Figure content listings
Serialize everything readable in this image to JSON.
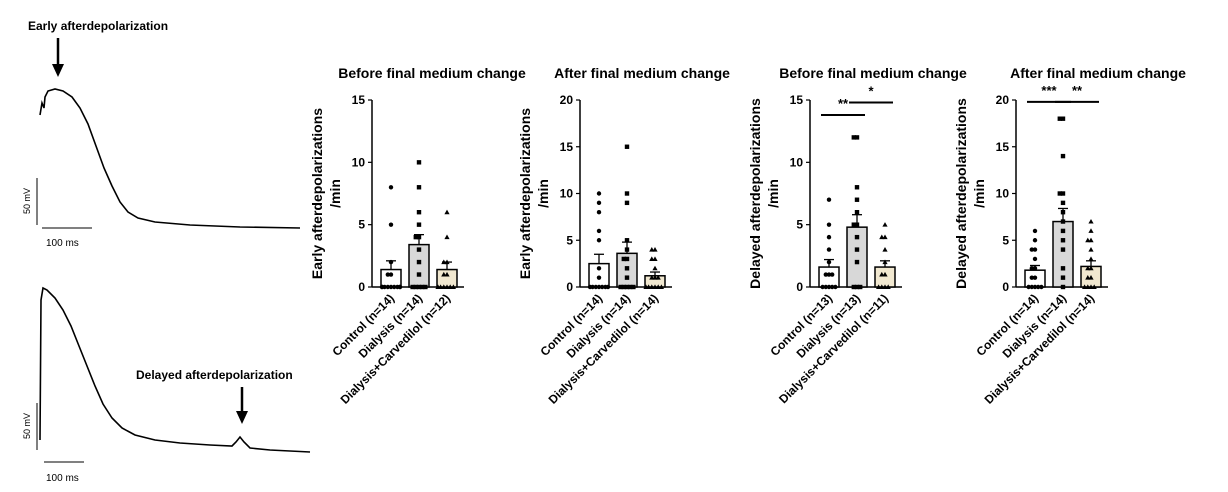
{
  "traces": {
    "early": {
      "label": "Early afterdepolarization",
      "scale_v": "50 mV",
      "scale_t": "100 ms"
    },
    "delayed": {
      "label": "Delayed afterdepolarization",
      "scale_v": "50 mV",
      "scale_t": "100 ms"
    }
  },
  "colors": {
    "control": "#ffffff",
    "dialysis": "#d8d8d8",
    "carvedilol": "#f1e8d0",
    "stroke": "#000000"
  },
  "chart_data": [
    {
      "type": "bar",
      "title": "Before final medium change",
      "ylabel_line1": "Early afterdepolarizations",
      "ylabel_line2": "/min",
      "ylim": [
        0,
        15
      ],
      "yticks": [
        "0",
        "5",
        "10",
        "15"
      ],
      "categories": [
        "Control (n=14)",
        "Dialysis (n=14)",
        "Dialysis+Carvedilol (n=12)"
      ],
      "values": [
        1.4,
        3.4,
        1.4
      ],
      "sem": [
        0.7,
        0.8,
        0.6
      ],
      "points": [
        [
          0,
          0,
          0,
          0,
          0,
          0,
          0,
          0,
          0,
          1,
          1,
          2,
          5,
          8
        ],
        [
          0,
          0,
          0,
          0,
          0,
          1,
          2,
          3,
          4,
          4,
          5,
          6,
          8,
          10
        ],
        [
          0,
          0,
          0,
          0,
          0,
          0,
          1,
          1,
          2,
          2,
          4,
          6
        ]
      ],
      "significance": []
    },
    {
      "type": "bar",
      "title": "After final medium change",
      "ylabel_line1": "Early afterdepolarizations",
      "ylabel_line2": "/min",
      "ylim": [
        0,
        20
      ],
      "yticks": [
        "0",
        "5",
        "10",
        "15",
        "20"
      ],
      "categories": [
        "Control (n=14)",
        "Dialysis (n=14)",
        "Dialysis+Carvedilol (n=14)"
      ],
      "values": [
        2.5,
        3.6,
        1.2
      ],
      "sem": [
        1.0,
        1.2,
        0.4
      ],
      "points": [
        [
          0,
          0,
          0,
          0,
          0,
          0,
          0,
          1,
          2,
          5,
          6,
          8,
          9,
          10
        ],
        [
          0,
          0,
          0,
          0,
          0,
          1,
          2,
          3,
          3,
          4,
          5,
          9,
          10,
          15
        ],
        [
          0,
          0,
          0,
          0,
          0,
          0,
          1,
          1,
          1,
          2,
          3,
          3,
          4,
          4
        ]
      ],
      "significance": []
    },
    {
      "type": "bar",
      "title": "Before final medium change",
      "ylabel_line1": "Delayed afterdepolarizations",
      "ylabel_line2": "/min",
      "ylim": [
        0,
        15
      ],
      "yticks": [
        "0",
        "5",
        "10",
        "15"
      ],
      "categories": [
        "Control (n=13)",
        "Dialysis (n=13)",
        "Dialysis+Carvedilol (n=11)"
      ],
      "values": [
        1.6,
        4.8,
        1.6
      ],
      "sem": [
        0.6,
        1.0,
        0.5
      ],
      "points": [
        [
          0,
          0,
          0,
          0,
          0,
          1,
          1,
          1,
          2,
          3,
          4,
          5,
          7
        ],
        [
          0,
          0,
          0,
          2,
          3,
          4,
          5,
          5,
          6,
          7,
          8,
          12,
          12
        ],
        [
          0,
          0,
          0,
          0,
          1,
          1,
          2,
          3,
          4,
          4,
          5
        ]
      ],
      "significance": [
        {
          "label": "**",
          "from": 0,
          "to": 1,
          "y": 13.8
        },
        {
          "label": "*",
          "from": 1,
          "to": 2,
          "y": 14.8
        }
      ]
    },
    {
      "type": "bar",
      "title": "After final medium change",
      "ylabel_line1": "Delayed afterdepolarizations",
      "ylabel_line2": "/min",
      "ylim": [
        0,
        20
      ],
      "yticks": [
        "0",
        "5",
        "10",
        "15",
        "20"
      ],
      "categories": [
        "Control (n=14)",
        "Dialysis (n=14)",
        "Dialysis+Carvedilol (n=14)"
      ],
      "values": [
        1.8,
        7.0,
        2.2
      ],
      "sem": [
        0.5,
        1.4,
        0.6
      ],
      "points": [
        [
          0,
          0,
          0,
          0,
          0,
          1,
          1,
          2,
          2,
          3,
          4,
          4,
          5,
          6
        ],
        [
          0,
          1,
          2,
          4,
          5,
          6,
          7,
          8,
          9,
          10,
          10,
          14,
          18,
          18
        ],
        [
          0,
          0,
          0,
          0,
          1,
          1,
          2,
          2,
          3,
          4,
          5,
          5,
          6,
          7
        ]
      ],
      "significance": [
        {
          "label": "***",
          "from": 0,
          "to": 1,
          "y": 19.8
        },
        {
          "label": "**",
          "from": 1,
          "to": 2,
          "y": 19.8
        }
      ]
    }
  ]
}
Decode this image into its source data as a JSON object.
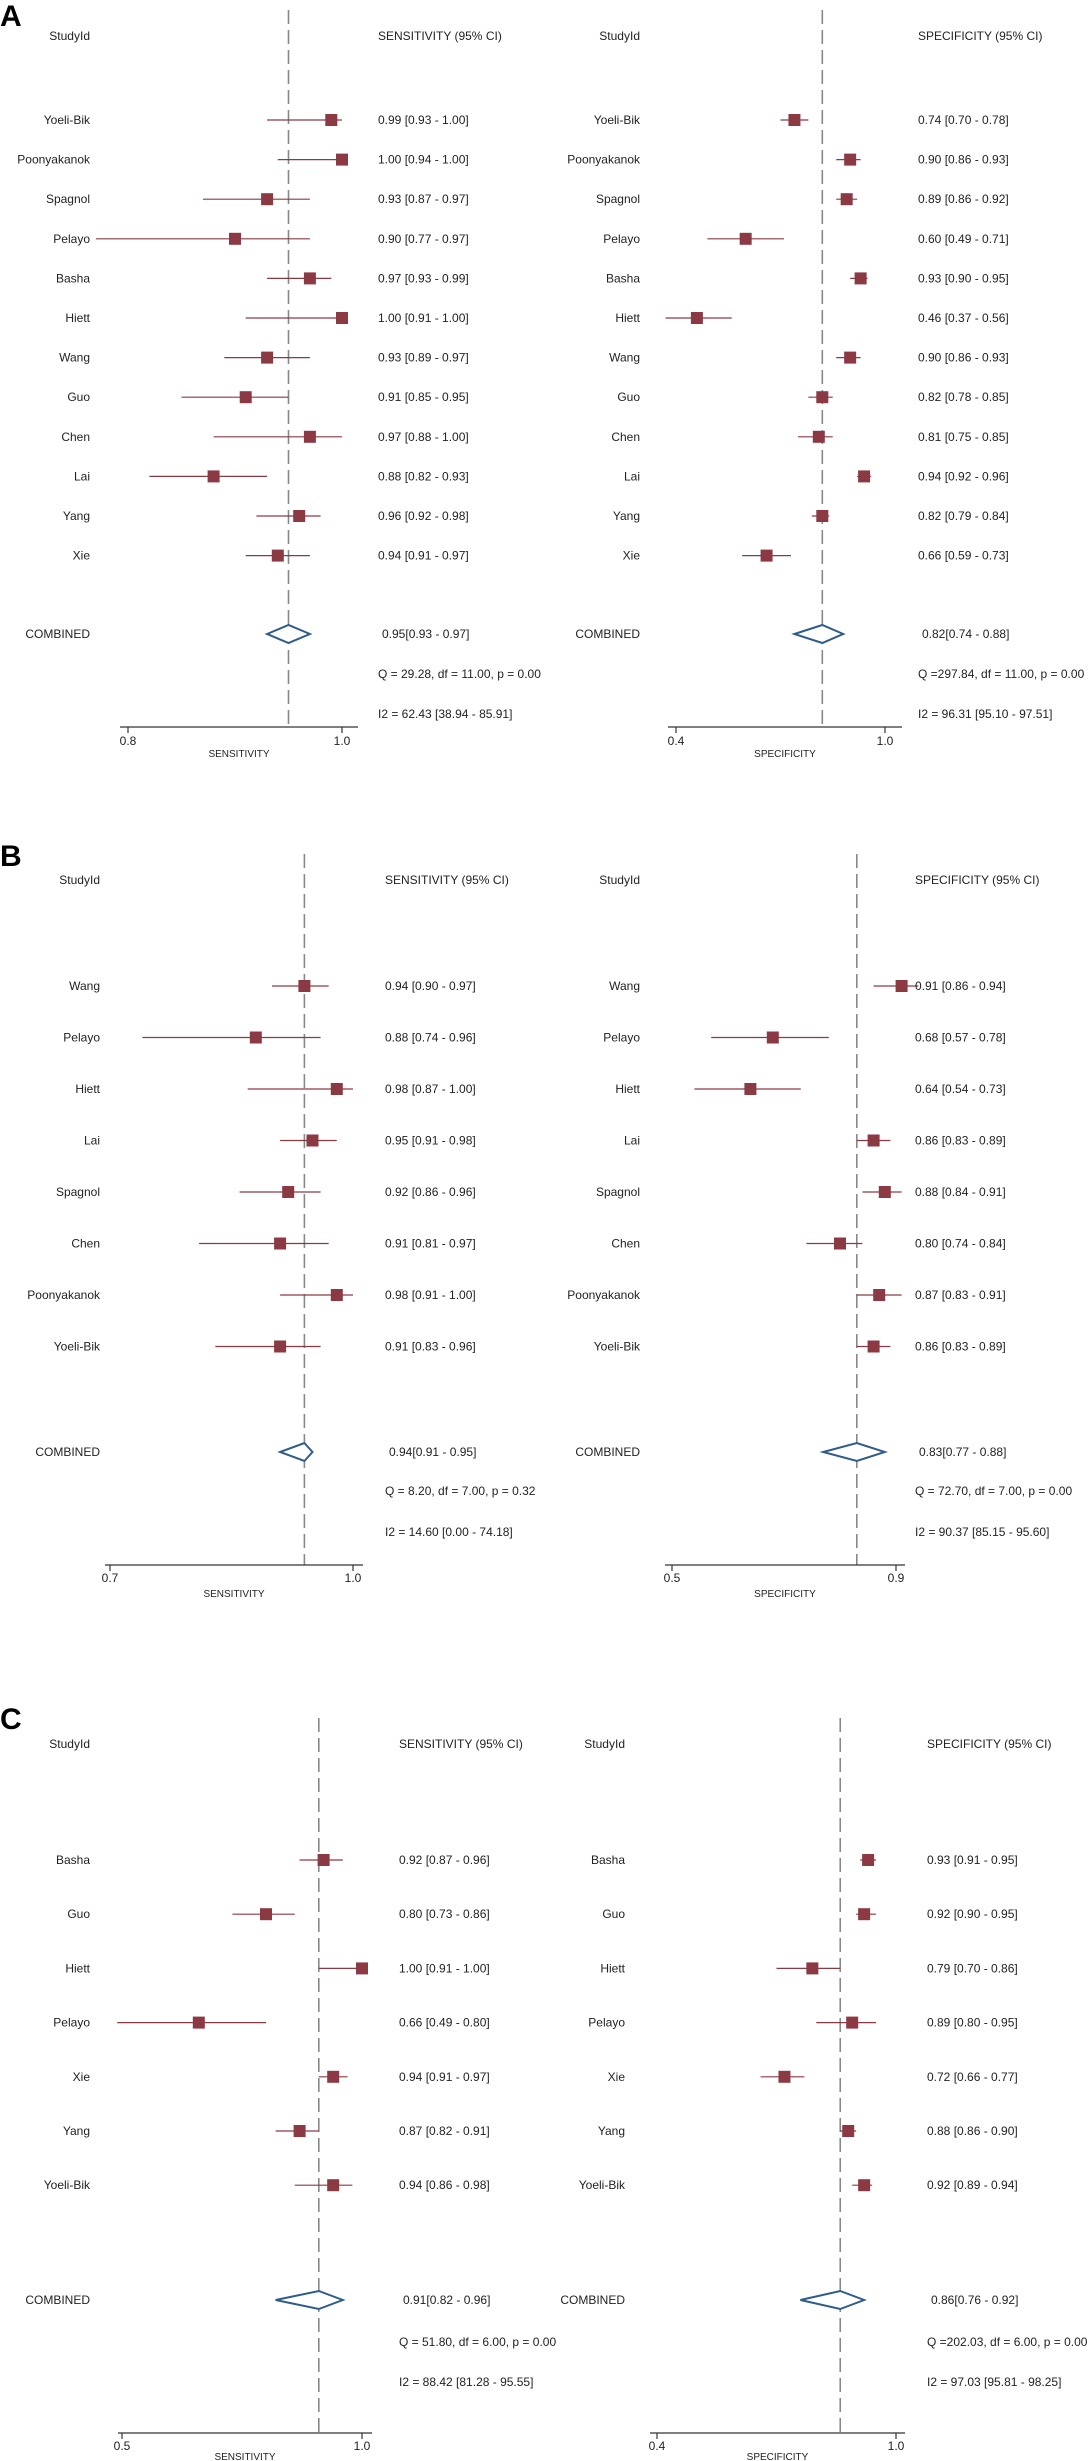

Task description =>
Repeat the material verbatim. Do not carry over any picture.

Full output =>
Serialize everything readable in this image to JSON.
{
  "traces": {
    "early": {
      "label": "Early afterdepolarization",
      "scale_v": "50 mV",
      "scale_t": "100 ms"
    },
    "delayed": {
      "label": "Delayed afterdepolarization",
      "scale_v": "50 mV",
      "scale_t": "100 ms"
    }
  },
  "colors": {
    "control": "#ffffff",
    "dialysis": "#d8d8d8",
    "carvedilol": "#f1e8d0",
    "stroke": "#000000"
  },
  "chart_data": [
    {
      "type": "bar",
      "title": "Before final medium change",
      "ylabel_line1": "Early afterdepolarizations",
      "ylabel_line2": "/min",
      "ylim": [
        0,
        15
      ],
      "yticks": [
        "0",
        "5",
        "10",
        "15"
      ],
      "categories": [
        "Control (n=14)",
        "Dialysis (n=14)",
        "Dialysis+Carvedilol (n=12)"
      ],
      "values": [
        1.4,
        3.4,
        1.4
      ],
      "sem": [
        0.7,
        0.8,
        0.6
      ],
      "points": [
        [
          0,
          0,
          0,
          0,
          0,
          0,
          0,
          0,
          0,
          1,
          1,
          2,
          5,
          8
        ],
        [
          0,
          0,
          0,
          0,
          0,
          1,
          2,
          3,
          4,
          4,
          5,
          6,
          8,
          10
        ],
        [
          0,
          0,
          0,
          0,
          0,
          0,
          1,
          1,
          2,
          2,
          4,
          6
        ]
      ],
      "significance": []
    },
    {
      "type": "bar",
      "title": "After final medium change",
      "ylabel_line1": "Early afterdepolarizations",
      "ylabel_line2": "/min",
      "ylim": [
        0,
        20
      ],
      "yticks": [
        "0",
        "5",
        "10",
        "15",
        "20"
      ],
      "categories": [
        "Control (n=14)",
        "Dialysis (n=14)",
        "Dialysis+Carvedilol (n=14)"
      ],
      "values": [
        2.5,
        3.6,
        1.2
      ],
      "sem": [
        1.0,
        1.2,
        0.4
      ],
      "points": [
        [
          0,
          0,
          0,
          0,
          0,
          0,
          0,
          1,
          2,
          5,
          6,
          8,
          9,
          10
        ],
        [
          0,
          0,
          0,
          0,
          0,
          1,
          2,
          3,
          3,
          4,
          5,
          9,
          10,
          15
        ],
        [
          0,
          0,
          0,
          0,
          0,
          0,
          1,
          1,
          1,
          2,
          3,
          3,
          4,
          4
        ]
      ],
      "significance": []
    },
    {
      "type": "bar",
      "title": "Before final medium change",
      "ylabel_line1": "Delayed afterdepolarizations",
      "ylabel_line2": "/min",
      "ylim": [
        0,
        15
      ],
      "yticks": [
        "0",
        "5",
        "10",
        "15"
      ],
      "categories": [
        "Control (n=13)",
        "Dialysis (n=13)",
        "Dialysis+Carvedilol (n=11)"
      ],
      "values": [
        1.6,
        4.8,
        1.6
      ],
      "sem": [
        0.6,
        1.0,
        0.5
      ],
      "points": [
        [
          0,
          0,
          0,
          0,
          0,
          1,
          1,
          1,
          2,
          3,
          4,
          5,
          7
        ],
        [
          0,
          0,
          0,
          2,
          3,
          4,
          5,
          5,
          6,
          7,
          8,
          12,
          12
        ],
        [
          0,
          0,
          0,
          0,
          1,
          1,
          2,
          3,
          4,
          4,
          5
        ]
      ],
      "significance": [
        {
          "label": "**",
          "from": 0,
          "to": 1,
          "y": 13.8
        },
        {
          "label": "*",
          "from": 1,
          "to": 2,
          "y": 14.8
        }
      ]
    },
    {
      "type": "bar",
      "title": "After final medium change",
      "ylabel_line1": "Delayed afterdepolarizations",
      "ylabel_line2": "/min",
      "ylim": [
        0,
        20
      ],
      "yticks": [
        "0",
        "5",
        "10",
        "15",
        "20"
      ],
      "categories": [
        "Control (n=14)",
        "Dialysis (n=14)",
        "Dialysis+Carvedilol (n=14)"
      ],
      "values": [
        1.8,
        7.0,
        2.2
      ],
      "sem": [
        0.5,
        1.4,
        0.6
      ],
      "points": [
        [
          0,
          0,
          0,
          0,
          0,
          1,
          1,
          2,
          2,
          3,
          4,
          4,
          5,
          6
        ],
        [
          0,
          1,
          2,
          4,
          5,
          6,
          7,
          8,
          9,
          10,
          10,
          14,
          18,
          18
        ],
        [
          0,
          0,
          0,
          0,
          1,
          1,
          2,
          2,
          3,
          4,
          5,
          5,
          6,
          7
        ]
      ],
      "significance": [
        {
          "label": "***",
          "from": 0,
          "to": 1,
          "y": 19.8
        },
        {
          "label": "**",
          "from": 1,
          "to": 2,
          "y": 19.8
        }
      ]
    }
  ]
}
Decode this image into its source data as a JSON object.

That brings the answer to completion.